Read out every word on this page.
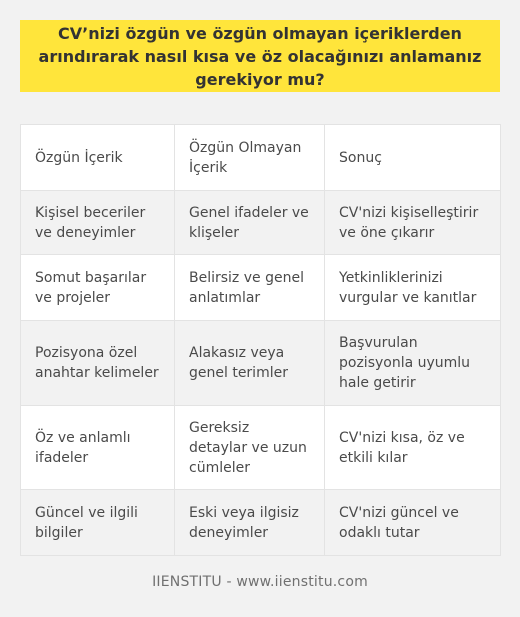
CV’nizi özgün ve özgün olmayan içeriklerden arındırarak nasıl kısa ve öz olacağınızı anlamanız gerekiyor mu?
Özgün İçerik	Özgün Olmayan İçerik	Sonuç
Kişisel beceriler ve deneyimler	Genel ifadeler ve klişeler	CV'nizi kişiselleştirir ve öne çıkarır
Somut başarılar ve projeler	Belirsiz ve genel anlatımlar	Yetkinliklerinizi vurgular ve kanıtlar
Pozisyona özel anahtar kelimeler	Alakasız veya genel terimler	Başvurulan pozisyonla uyumlu hale getirir
Öz ve anlamlı ifadeler	Gereksiz detaylar ve uzun cümleler	CV'nizi kısa, öz ve etkili kılar
Güncel ve ilgili bilgiler	Eski veya ilgisiz deneyimler	CV'nizi güncel ve odaklı tutar
IIENSTITU - www.iienstitu.com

= = = = =

Copy the listing in full and without alteration, omitting every picture.

Read out every word on this page.
CV’nizi özgün ve özgün olmayan içeriklerden arındırarak nasıl kısa ve öz olacağınızı anlamanız gerekiyor mu?
Özgün İçerik	Özgün Olmayan İçerik	Sonuç
Kişisel beceriler ve deneyimler	Genel ifadeler ve klişeler	CV'nizi kişiselleştirir ve öne çıkarır
Somut başarılar ve projeler	Belirsiz ve genel anlatımlar	Yetkinliklerinizi vurgular ve kanıtlar
Pozisyona özel anahtar kelimeler	Alakasız veya genel terimler	Başvurulan pozisyonla uyumlu hale getirir
Öz ve anlamlı ifadeler	Gereksiz detaylar ve uzun cümleler	CV'nizi kısa, öz ve etkili kılar
Güncel ve ilgili bilgiler	Eski veya ilgisiz deneyimler	CV'nizi güncel ve odaklı tutar
IIENSTITU - www.iienstitu.com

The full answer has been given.